_THE EXERCISE_
Take the records underneath and set them down exactly.

Collected data
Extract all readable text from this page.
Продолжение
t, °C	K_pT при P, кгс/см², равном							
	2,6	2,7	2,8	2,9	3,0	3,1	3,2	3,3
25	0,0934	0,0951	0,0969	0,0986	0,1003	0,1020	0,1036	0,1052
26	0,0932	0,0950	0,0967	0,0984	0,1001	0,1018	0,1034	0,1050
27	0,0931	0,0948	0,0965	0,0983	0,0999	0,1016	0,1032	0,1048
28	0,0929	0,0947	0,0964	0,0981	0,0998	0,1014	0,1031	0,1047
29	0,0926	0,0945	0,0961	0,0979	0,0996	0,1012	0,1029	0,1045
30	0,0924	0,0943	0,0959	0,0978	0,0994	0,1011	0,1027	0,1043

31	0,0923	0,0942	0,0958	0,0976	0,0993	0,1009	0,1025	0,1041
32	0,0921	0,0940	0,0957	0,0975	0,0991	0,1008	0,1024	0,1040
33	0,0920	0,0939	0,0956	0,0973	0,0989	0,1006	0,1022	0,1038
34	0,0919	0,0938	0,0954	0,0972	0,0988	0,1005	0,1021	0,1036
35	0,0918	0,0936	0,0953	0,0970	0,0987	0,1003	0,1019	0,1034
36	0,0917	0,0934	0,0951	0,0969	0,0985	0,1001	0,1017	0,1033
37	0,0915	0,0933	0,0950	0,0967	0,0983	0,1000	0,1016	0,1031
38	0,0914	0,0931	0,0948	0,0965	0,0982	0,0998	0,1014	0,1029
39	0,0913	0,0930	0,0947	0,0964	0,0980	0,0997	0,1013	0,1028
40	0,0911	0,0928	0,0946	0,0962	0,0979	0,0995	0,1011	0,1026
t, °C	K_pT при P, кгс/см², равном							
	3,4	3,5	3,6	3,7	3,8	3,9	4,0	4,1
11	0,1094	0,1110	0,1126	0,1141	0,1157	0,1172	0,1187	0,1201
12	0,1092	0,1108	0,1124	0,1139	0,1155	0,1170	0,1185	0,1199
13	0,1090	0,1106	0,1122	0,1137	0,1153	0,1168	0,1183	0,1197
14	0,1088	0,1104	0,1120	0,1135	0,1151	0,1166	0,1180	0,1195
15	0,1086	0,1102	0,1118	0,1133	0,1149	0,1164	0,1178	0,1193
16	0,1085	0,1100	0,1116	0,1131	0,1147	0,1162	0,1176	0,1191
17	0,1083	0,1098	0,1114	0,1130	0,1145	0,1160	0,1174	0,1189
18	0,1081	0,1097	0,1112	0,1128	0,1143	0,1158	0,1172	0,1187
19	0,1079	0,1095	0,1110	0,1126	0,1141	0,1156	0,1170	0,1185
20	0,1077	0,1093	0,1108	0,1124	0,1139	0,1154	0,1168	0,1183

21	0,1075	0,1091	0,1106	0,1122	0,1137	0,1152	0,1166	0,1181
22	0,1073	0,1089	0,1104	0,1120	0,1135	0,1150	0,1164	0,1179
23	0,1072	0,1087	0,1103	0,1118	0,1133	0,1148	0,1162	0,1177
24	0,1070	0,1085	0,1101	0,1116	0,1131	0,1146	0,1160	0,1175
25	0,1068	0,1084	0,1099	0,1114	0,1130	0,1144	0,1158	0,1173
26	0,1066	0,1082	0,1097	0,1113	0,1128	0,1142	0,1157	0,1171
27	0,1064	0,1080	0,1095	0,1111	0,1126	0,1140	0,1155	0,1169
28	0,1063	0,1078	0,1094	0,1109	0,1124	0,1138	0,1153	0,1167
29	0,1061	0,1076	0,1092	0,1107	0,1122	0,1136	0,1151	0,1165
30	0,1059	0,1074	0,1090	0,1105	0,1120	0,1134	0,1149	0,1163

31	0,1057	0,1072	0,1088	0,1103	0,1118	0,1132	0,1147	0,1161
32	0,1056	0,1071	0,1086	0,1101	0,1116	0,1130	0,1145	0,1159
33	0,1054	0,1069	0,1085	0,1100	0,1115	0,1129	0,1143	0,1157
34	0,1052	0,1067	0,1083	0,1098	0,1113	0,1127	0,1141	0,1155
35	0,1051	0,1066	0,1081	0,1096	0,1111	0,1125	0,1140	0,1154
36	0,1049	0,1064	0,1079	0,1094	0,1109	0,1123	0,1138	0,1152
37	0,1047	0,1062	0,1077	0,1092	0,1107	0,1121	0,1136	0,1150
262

_RESULT OF THIS TASK_
Extract all readable text from this page.
Продолжение
t, °C	K_pT при P, кгс/см², равном							
	2,6	2,7	2,8	2,9	3,0	3,1	3,2	3,3
25	0,0934	0,0951	0,0969	0,0986	0,1003	0,1020	0,1036	0,1052
26	0,0932	0,0950	0,0967	0,0984	0,1001	0,1018	0,1034	0,1050
27	0,0931	0,0948	0,0965	0,0983	0,0999	0,1016	0,1032	0,1048
28	0,0929	0,0947	0,0964	0,0981	0,0998	0,1014	0,1031	0,1047
29	0,0926	0,0945	0,0961	0,0979	0,0996	0,1012	0,1029	0,1045
30	0,0924	0,0943	0,0959	0,0978	0,0994	0,1011	0,1027	0,1043

31	0,0923	0,0942	0,0958	0,0976	0,0993	0,1009	0,1025	0,1041
32	0,0921	0,0940	0,0957	0,0975	0,0991	0,1008	0,1024	0,1040
33	0,0920	0,0939	0,0956	0,0973	0,0989	0,1006	0,1022	0,1038
34	0,0919	0,0938	0,0954	0,0972	0,0988	0,1005	0,1021	0,1036
35	0,0918	0,0936	0,0953	0,0970	0,0987	0,1003	0,1019	0,1034
36	0,0917	0,0934	0,0951	0,0969	0,0985	0,1001	0,1017	0,1033
37	0,0915	0,0933	0,0950	0,0967	0,0983	0,1000	0,1016	0,1031
38	0,0914	0,0931	0,0948	0,0965	0,0982	0,0998	0,1014	0,1029
39	0,0913	0,0930	0,0947	0,0964	0,0980	0,0997	0,1013	0,1028
40	0,0911	0,0928	0,0946	0,0962	0,0979	0,0995	0,1011	0,1026
t, °C	K_pT при P, кгс/см², равном							
	3,4	3,5	3,6	3,7	3,8	3,9	4,0	4,1
11	0,1094	0,1110	0,1126	0,1141	0,1157	0,1172	0,1187	0,1201
12	0,1092	0,1108	0,1124	0,1139	0,1155	0,1170	0,1185	0,1199
13	0,1090	0,1106	0,1122	0,1137	0,1153	0,1168	0,1183	0,1197
14	0,1088	0,1104	0,1120	0,1135	0,1151	0,1166	0,1180	0,1195
15	0,1086	0,1102	0,1118	0,1133	0,1149	0,1164	0,1178	0,1193
16	0,1085	0,1100	0,1116	0,1131	0,1147	0,1162	0,1176	0,1191
17	0,1083	0,1098	0,1114	0,1130	0,1145	0,1160	0,1174	0,1189
18	0,1081	0,1097	0,1112	0,1128	0,1143	0,1158	0,1172	0,1187
19	0,1079	0,1095	0,1110	0,1126	0,1141	0,1156	0,1170	0,1185
20	0,1077	0,1093	0,1108	0,1124	0,1139	0,1154	0,1168	0,1183

21	0,1075	0,1091	0,1106	0,1122	0,1137	0,1152	0,1166	0,1181
22	0,1073	0,1089	0,1104	0,1120	0,1135	0,1150	0,1164	0,1179
23	0,1072	0,1087	0,1103	0,1118	0,1133	0,1148	0,1162	0,1177
24	0,1070	0,1085	0,1101	0,1116	0,1131	0,1146	0,1160	0,1175
25	0,1068	0,1084	0,1099	0,1114	0,1130	0,1144	0,1158	0,1173
26	0,1066	0,1082	0,1097	0,1113	0,1128	0,1142	0,1157	0,1171
27	0,1064	0,1080	0,1095	0,1111	0,1126	0,1140	0,1155	0,1169
28	0,1063	0,1078	0,1094	0,1109	0,1124	0,1138	0,1153	0,1167
29	0,1061	0,1076	0,1092	0,1107	0,1122	0,1136	0,1151	0,1165
30	0,1059	0,1074	0,1090	0,1105	0,1120	0,1134	0,1149	0,1163

31	0,1057	0,1072	0,1088	0,1103	0,1118	0,1132	0,1147	0,1161
32	0,1056	0,1071	0,1086	0,1101	0,1116	0,1130	0,1145	0,1159
33	0,1054	0,1069	0,1085	0,1100	0,1115	0,1129	0,1143	0,1157
34	0,1052	0,1067	0,1083	0,1098	0,1113	0,1127	0,1141	0,1155
35	0,1051	0,1066	0,1081	0,1096	0,1111	0,1125	0,1140	0,1154
36	0,1049	0,1064	0,1079	0,1094	0,1109	0,1123	0,1138	0,1152
37	0,1047	0,1062	0,1077	0,1092	0,1107	0,1121	0,1136	0,1150
262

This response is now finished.